What you should do:
Omit all pictures. Quote only the lines from the one with "What text is on this page?" through the end of the material below.

━━━ Record list ━━━

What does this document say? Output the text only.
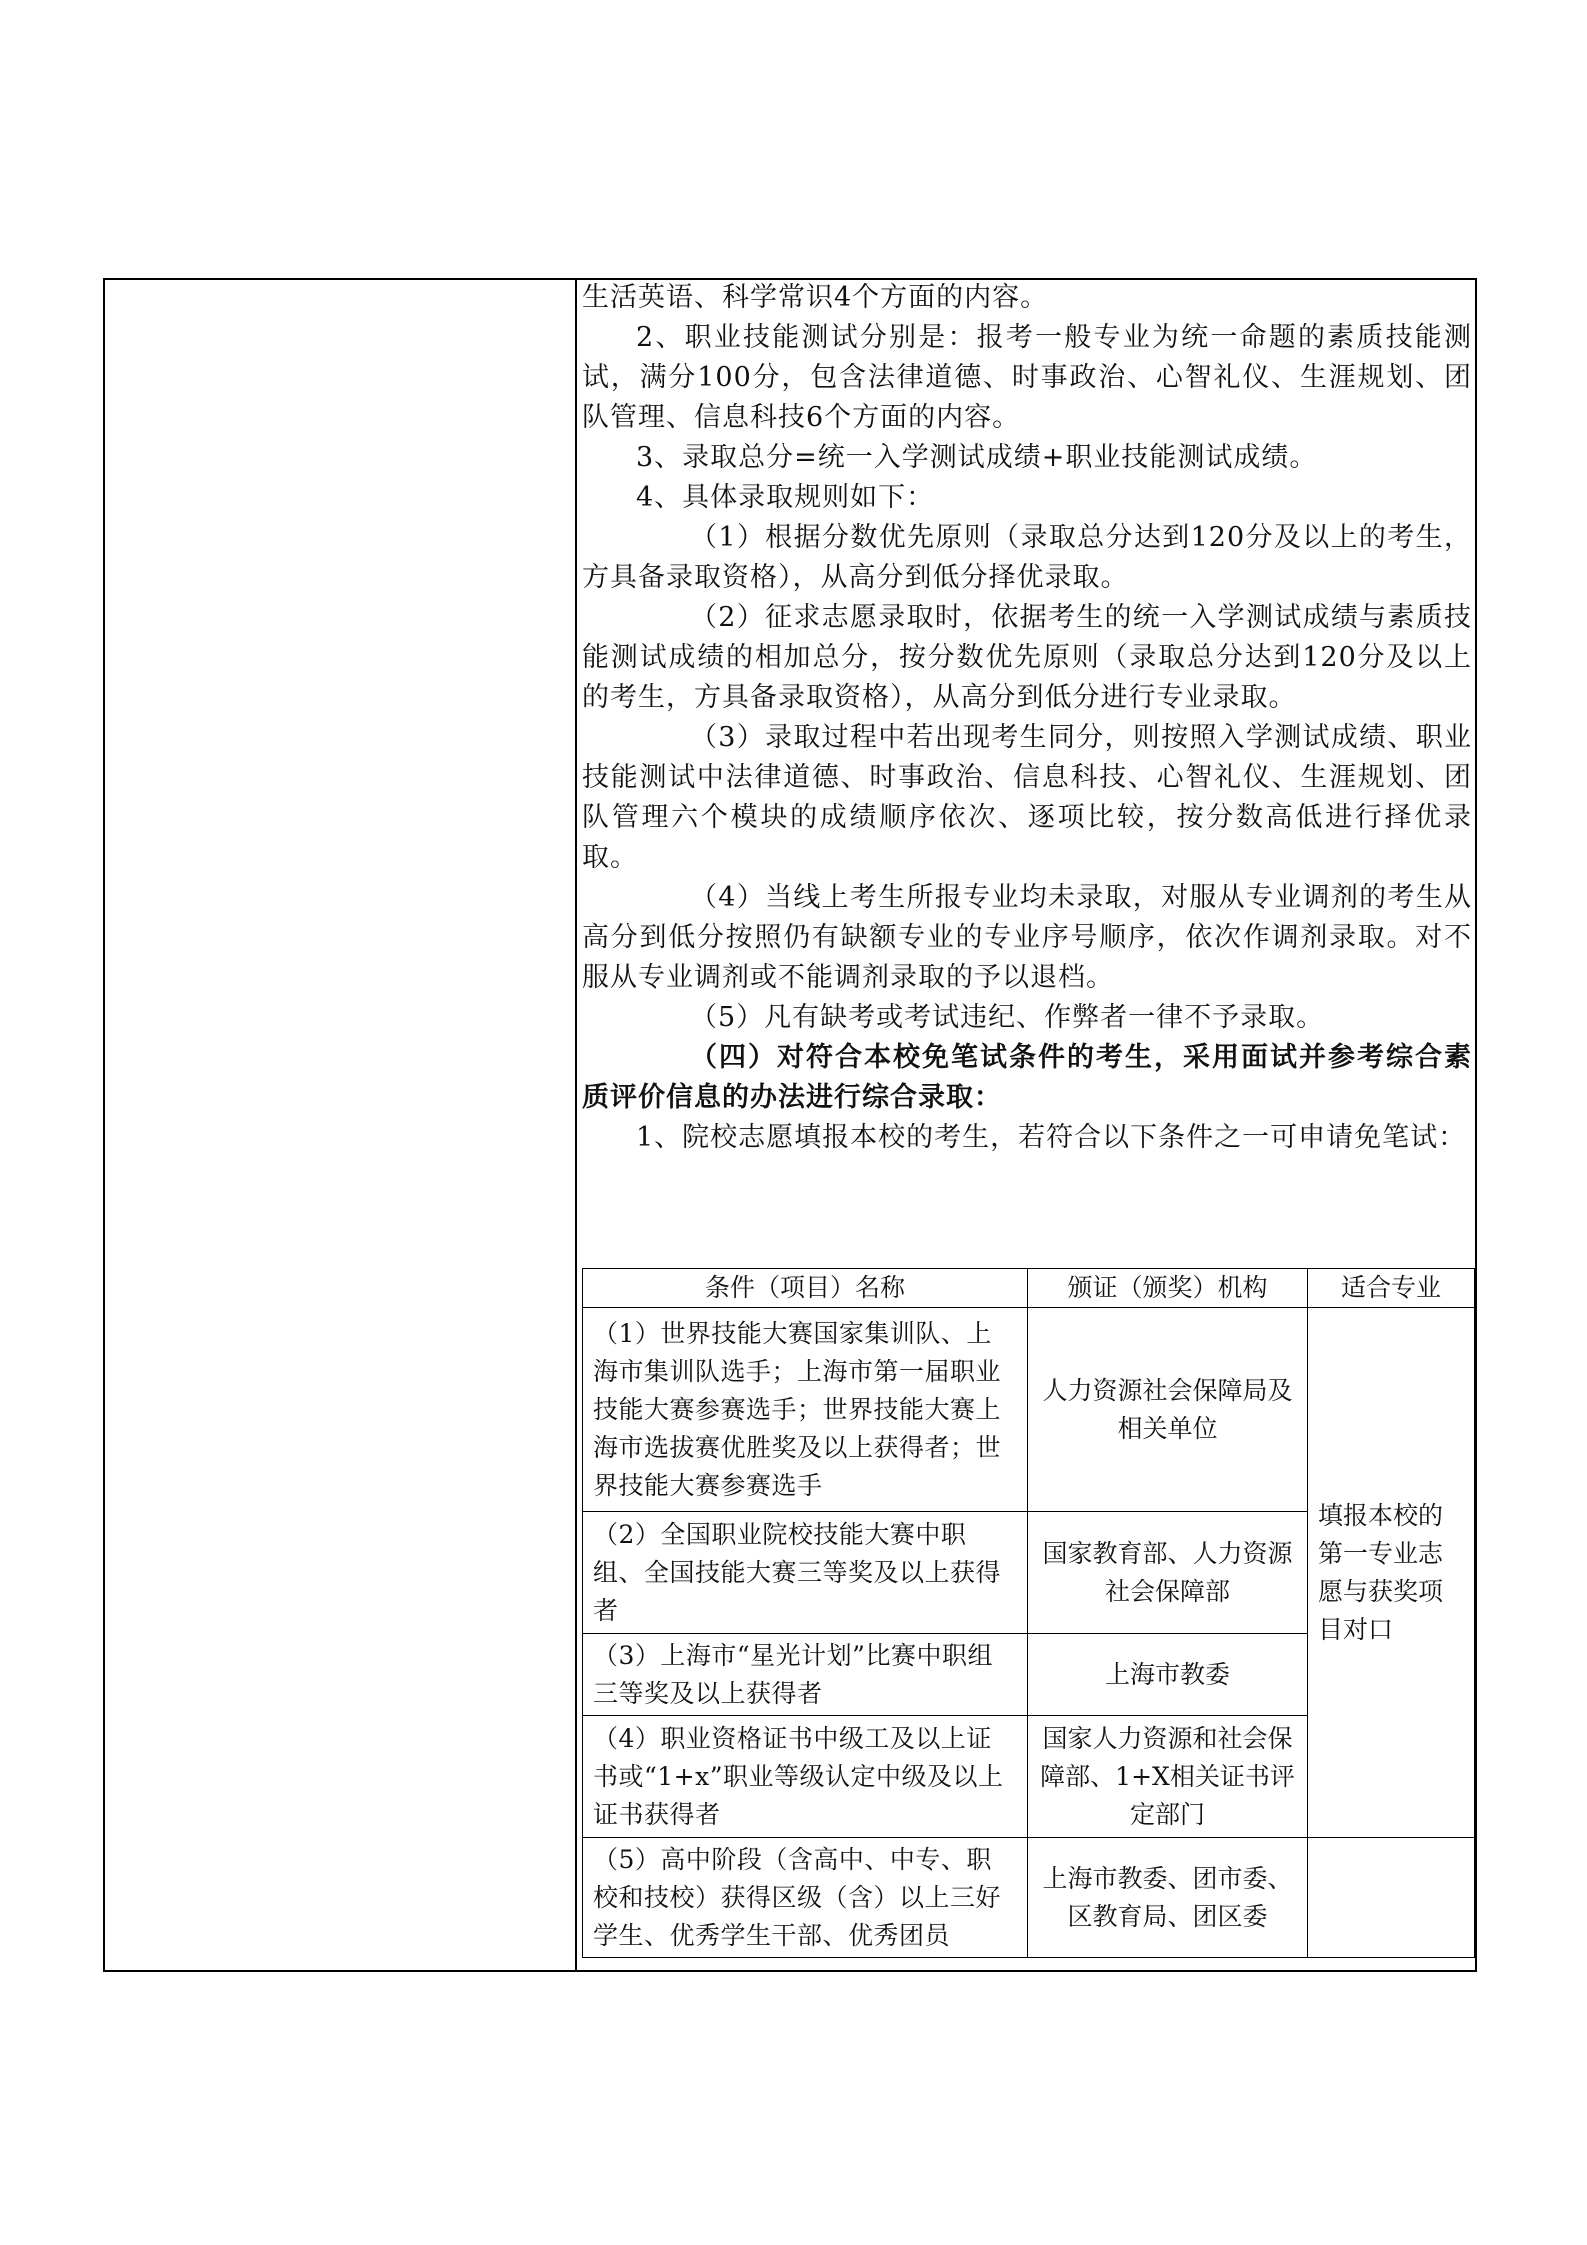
生活英语、科学常识4个方面的内容。

2、职业技能测试分别是：报考一般专业为统一命题的素质技能测试，满分100分，包含法律道德、时事政治、心智礼仪、生涯规划、团队管理、信息科技6个方面的内容。

3、录取总分=统一入学测试成绩+职业技能测试成绩。

4、具体录取规则如下：

（1）根据分数优先原则（录取总分达到120分及以上的考生，方具备录取资格），从高分到低分择优录取。

（2）征求志愿录取时，依据考生的统一入学测试成绩与素质技能测试成绩的相加总分，按分数优先原则（录取总分达到120分及以上的考生，方具备录取资格），从高分到低分进行专业录取。

（3）录取过程中若出现考生同分，则按照入学测试成绩、职业技能测试中法律道德、时事政治、信息科技、心智礼仪、生涯规划、团队管理六个模块的成绩顺序依次、逐项比较，按分数高低进行择优录取。

（4）当线上考生所报专业均未录取，对服从专业调剂的考生从高分到低分按照仍有缺额专业的专业序号顺序，依次作调剂录取。对不服从专业调剂或不能调剂录取的予以退档。

（5）凡有缺考或考试违纪、作弊者一律不予录取。

（四）对符合本校免笔试条件的考生，采用面试并参考综合素质评价信息的办法进行综合录取：

1、院校志愿填报本校的考生，若符合以下条件之一可申请免笔试：

条件（项目）名称	颁证（颁奖）机构	适合专业
（1）世界技能大赛国家集训队、上海市集训队选手；上海市第一届职业技能大赛参赛选手；世界技能大赛上海市选拔赛优胜奖及以上获得者；世界技能大赛参赛选手	人力资源社会保障局及相关单位	填报本校的第一专业志愿与获奖项目对口
（2）全国职业院校技能大赛中职组、全国技能大赛三等奖及以上获得者	国家教育部、人力资源社会保障部	
（3）上海市“星光计划”比赛中职组三等奖及以上获得者	上海市教委	
（4）职业资格证书中级工及以上证书或“1+x”职业等级认定中级及以上证书获得者	国家人力资源和社会保障部、1+X相关证书评定部门	
（5）高中阶段（含高中、中专、职校和技校）获得区级（含）以上三好学生、优秀学生干部、优秀团员	上海市教委、团市委、区教育局、团区委	
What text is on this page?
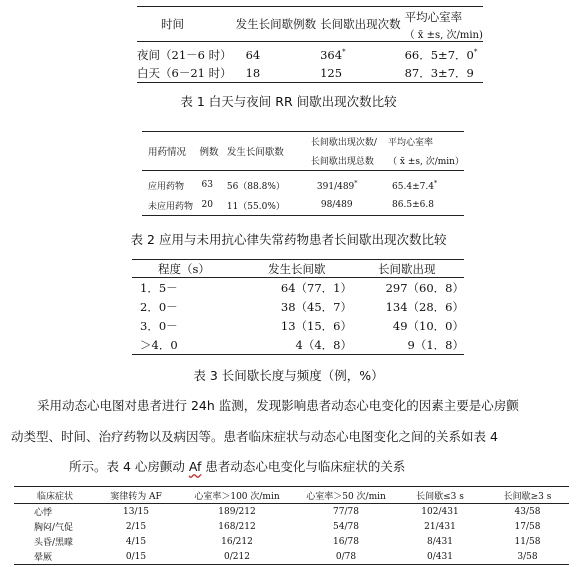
时间	发生长间歇例数	长间歇出现次数	平均心室率
			（ x̄ ±s, 次/min)
夜间（21－6 时）	64	364*	66．5±7．0*
白天（6－21 时）	18	125	87．3±7．9
表 1 白天与夜间 RR 间歇出现次数比较
用药情况	例数	发生长间歇数	长间歇出现次数/	平均心室率
			长间歇出现总数	（ x̄ ±s, 次/min）
应用药物	63	56（88.8%）	391/489*	65.4±7.4*
未应用药物	20	11（55.0%）	98/489	86.5±6.8
表 2 应用与未用抗心律失常药物患者长间歇出现次数比较
程度（s）	发生长间歇	长间歇出现
1．5－	64（77．1）	297（60．8）
2．0－	38（45．7）	134（28．6）
3．0－	13（15．6）	49（10．0）
＞4．0	4（4．8）	9（1．8）
表 3 长间歇长度与频度（例，%）
采用动态心电图对患者进行 24h 监测，发现影响患者动态心电变化的因素主要是心房颤
动类型、时间、治疗药物以及病因等。患者临床症状与动态心电图变化之间的关系如表 4
所示。表 4 心房颤动 Af 患者动态心电变化与临床症状的关系
临床症状	窦律转为 AF	心室率＞100 次/min	心室率＞50 次/min	长间歇≤3 s	长间歇≥3 s
心悸	13/15	189/212	77/78	102/431	43/58
胸闷/气促	2/15	168/212	54/78	21/431	17/58
头昏/黑曚	4/15	16/212	16/78	8/431	11/58
晕厥	0/15	0/212	0/78	0/431	3/58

━━━

Solution to this exercise:
What text is on this page?
时间	发生长间歇例数	长间歇出现次数	平均心室率
			（ x̄ ±s, 次/min)
夜间（21－6 时）	64	364*	66．5±7．0*
白天（6－21 时）	18	125	87．3±7．9
表 1 白天与夜间 RR 间歇出现次数比较
用药情况	例数	发生长间歇数	长间歇出现次数/	平均心室率
			长间歇出现总数	（ x̄ ±s, 次/min）
应用药物	63	56（88.8%）	391/489*	65.4±7.4*
未应用药物	20	11（55.0%）	98/489	86.5±6.8
表 2 应用与未用抗心律失常药物患者长间歇出现次数比较
程度（s）	发生长间歇	长间歇出现
1．5－	64（77．1）	297（60．8）
2．0－	38（45．7）	134（28．6）
3．0－	13（15．6）	49（10．0）
＞4．0	4（4．8）	9（1．8）
表 3 长间歇长度与频度（例，%）
采用动态心电图对患者进行 24h 监测，发现影响患者动态心电变化的因素主要是心房颤
动类型、时间、治疗药物以及病因等。患者临床症状与动态心电图变化之间的关系如表 4
所示。表 4 心房颤动 Af 患者动态心电变化与临床症状的关系
临床症状	窦律转为 AF	心室率＞100 次/min	心室率＞50 次/min	长间歇≤3 s	长间歇≥3 s
心悸	13/15	189/212	77/78	102/431	43/58
胸闷/气促	2/15	168/212	54/78	21/431	17/58
头昏/黑曚	4/15	16/212	16/78	8/431	11/58
晕厥	0/15	0/212	0/78	0/431	3/58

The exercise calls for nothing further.